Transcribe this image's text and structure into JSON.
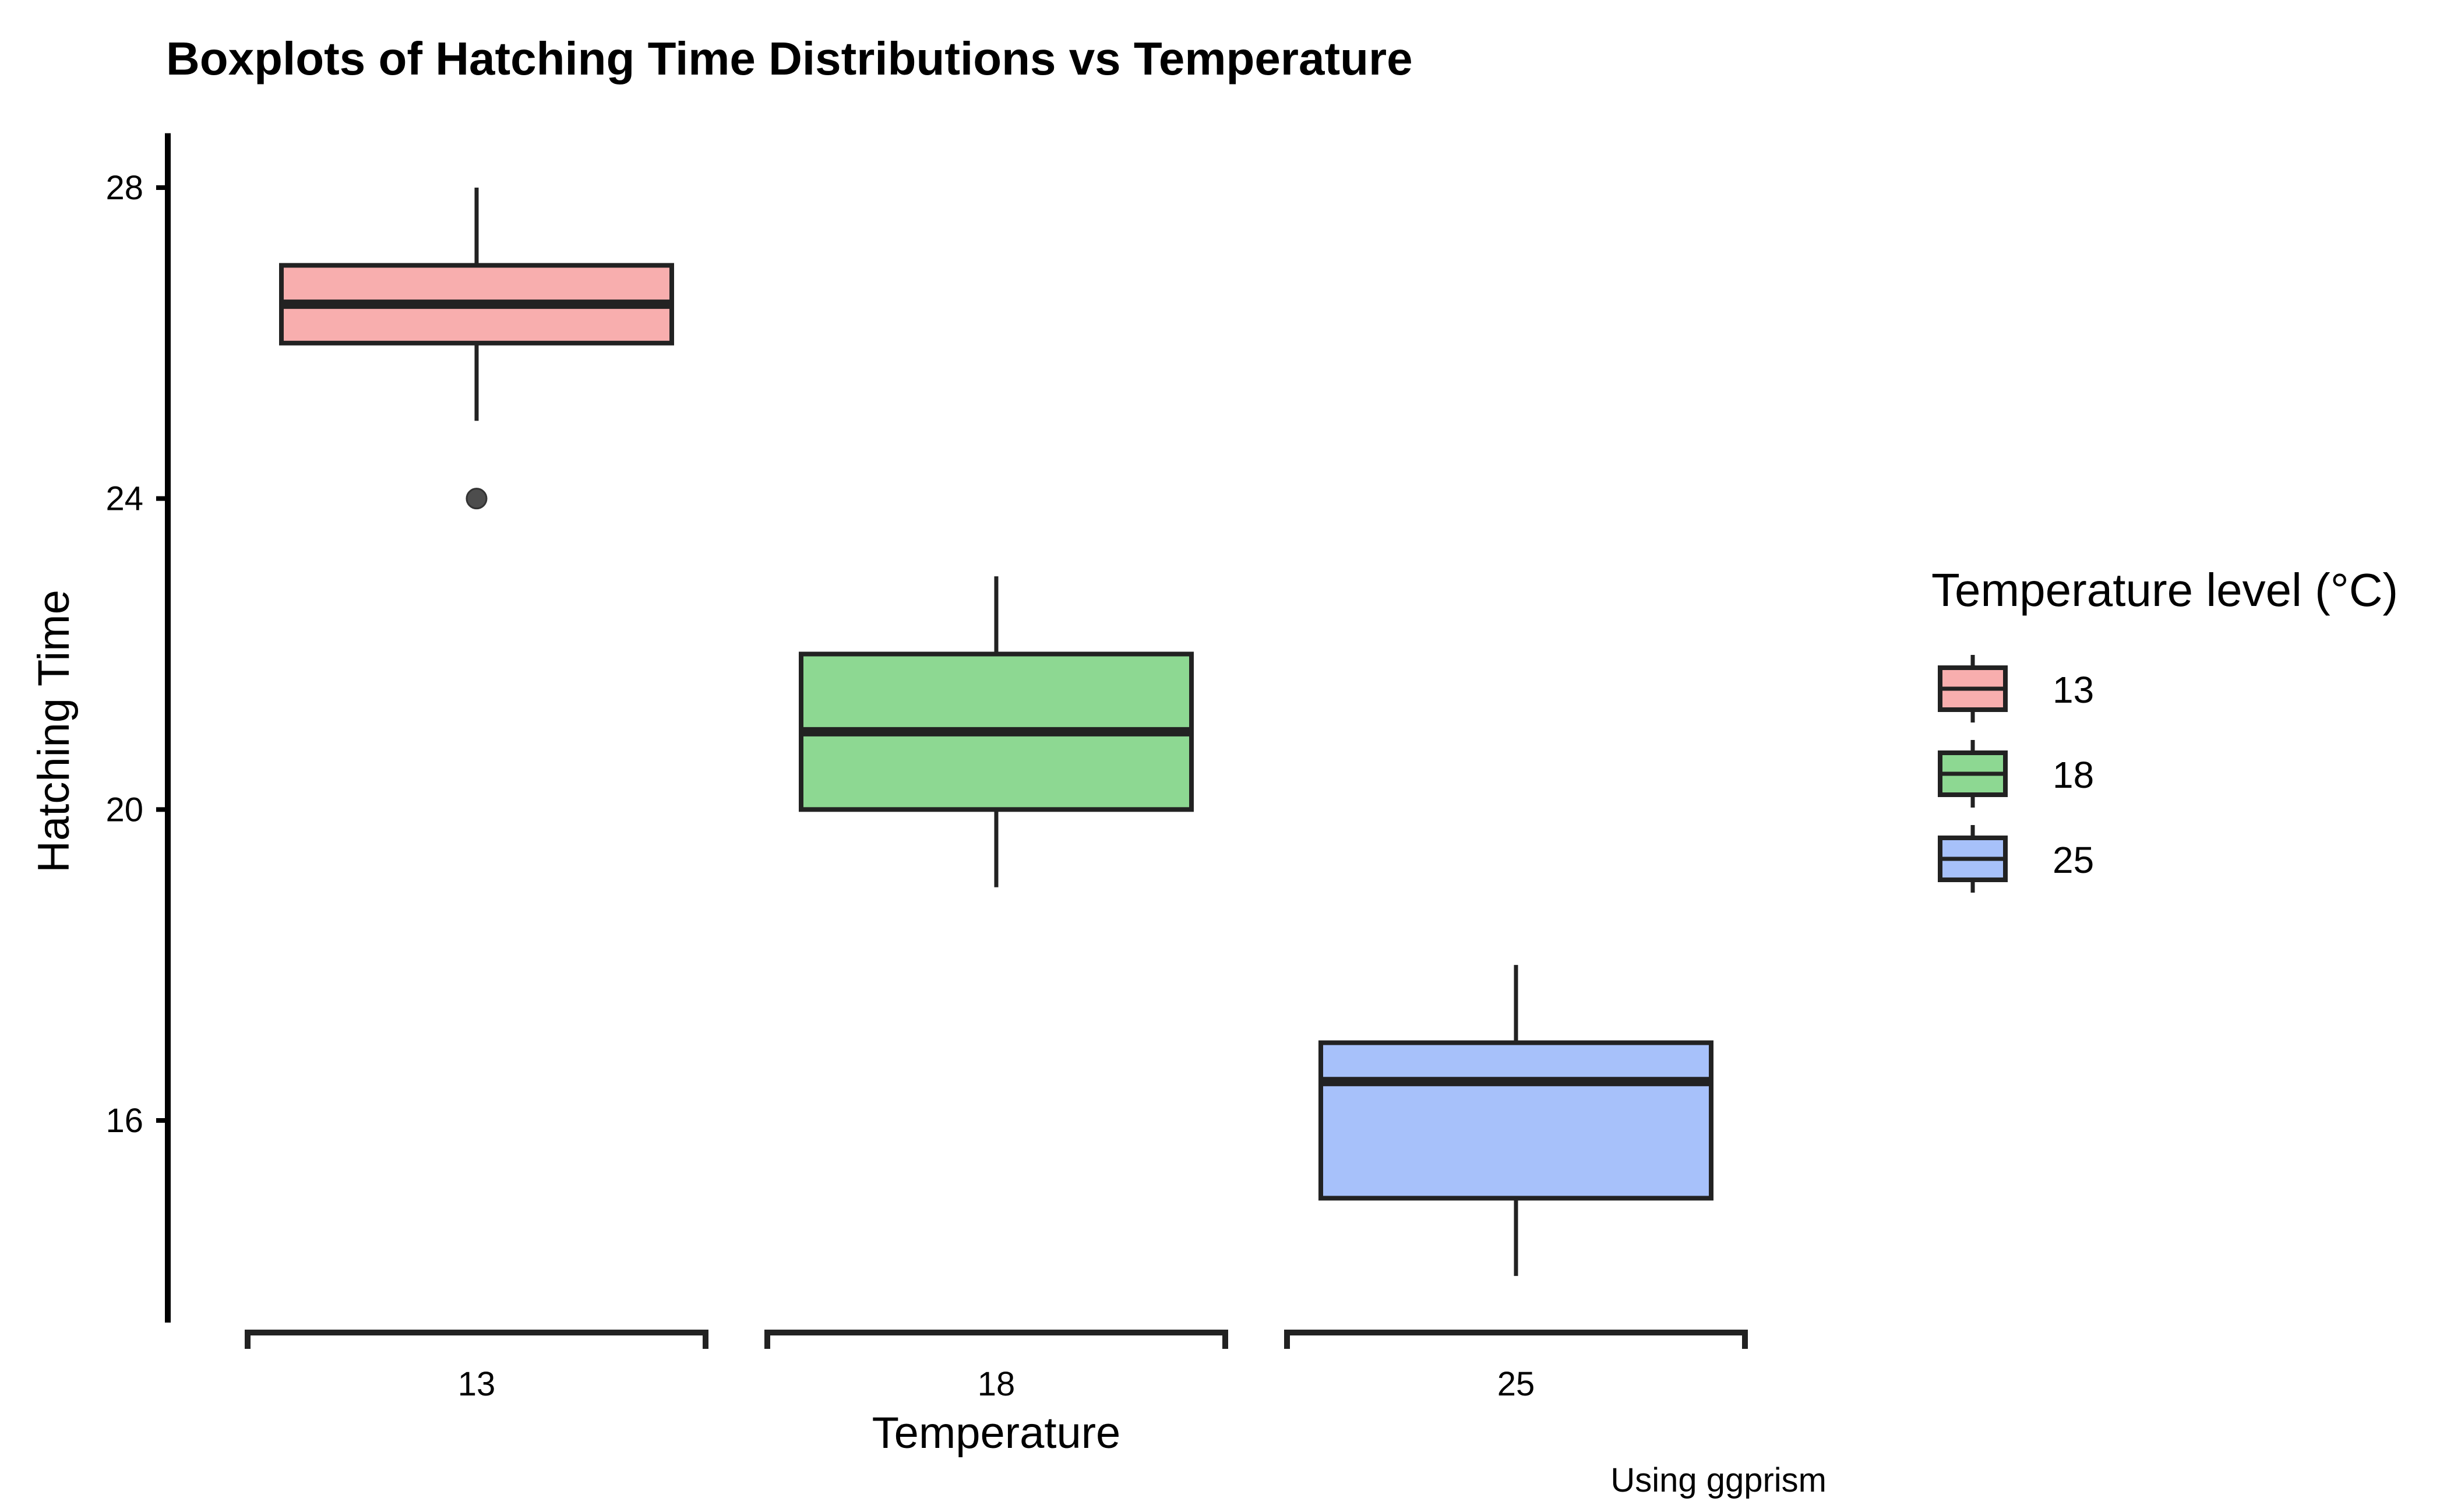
{
  "chart_data": {
    "type": "boxplot",
    "title": "Boxplots of Hatching Time Distributions vs Temperature",
    "xlabel": "Temperature",
    "ylabel": "Hatching Time",
    "caption": "Using ggprism",
    "categories": [
      "13",
      "18",
      "25"
    ],
    "ylim": [
      13.4,
      28.7
    ],
    "yticks": [
      16,
      20,
      24,
      28
    ],
    "grid": false,
    "boxes": [
      {
        "category": "13",
        "whisker_low": 25,
        "q1": 26,
        "median": 26.5,
        "q3": 27,
        "whisker_high": 28,
        "outliers": [
          24
        ],
        "color": "#F8AEAE"
      },
      {
        "category": "18",
        "whisker_low": 19,
        "q1": 20,
        "median": 21,
        "q3": 22,
        "whisker_high": 23,
        "outliers": [],
        "color": "#8DD892"
      },
      {
        "category": "25",
        "whisker_low": 14,
        "q1": 15,
        "median": 16.5,
        "q3": 17,
        "whisker_high": 18,
        "outliers": [],
        "color": "#A7C1FA"
      }
    ],
    "legend": {
      "title": "Temperature level (°C)",
      "placement": "right",
      "entries": [
        "13",
        "18",
        "25"
      ]
    }
  }
}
==*==
__Problem requirements__.
Among the records above, find each line holding the string "Temperature" and pull it out.

__Solution to this problem__.
    "title": "Boxplots of Hatching Time Distributions vs Temperature",
    "xlabel": "Temperature",
      "title": "Temperature level (°C)",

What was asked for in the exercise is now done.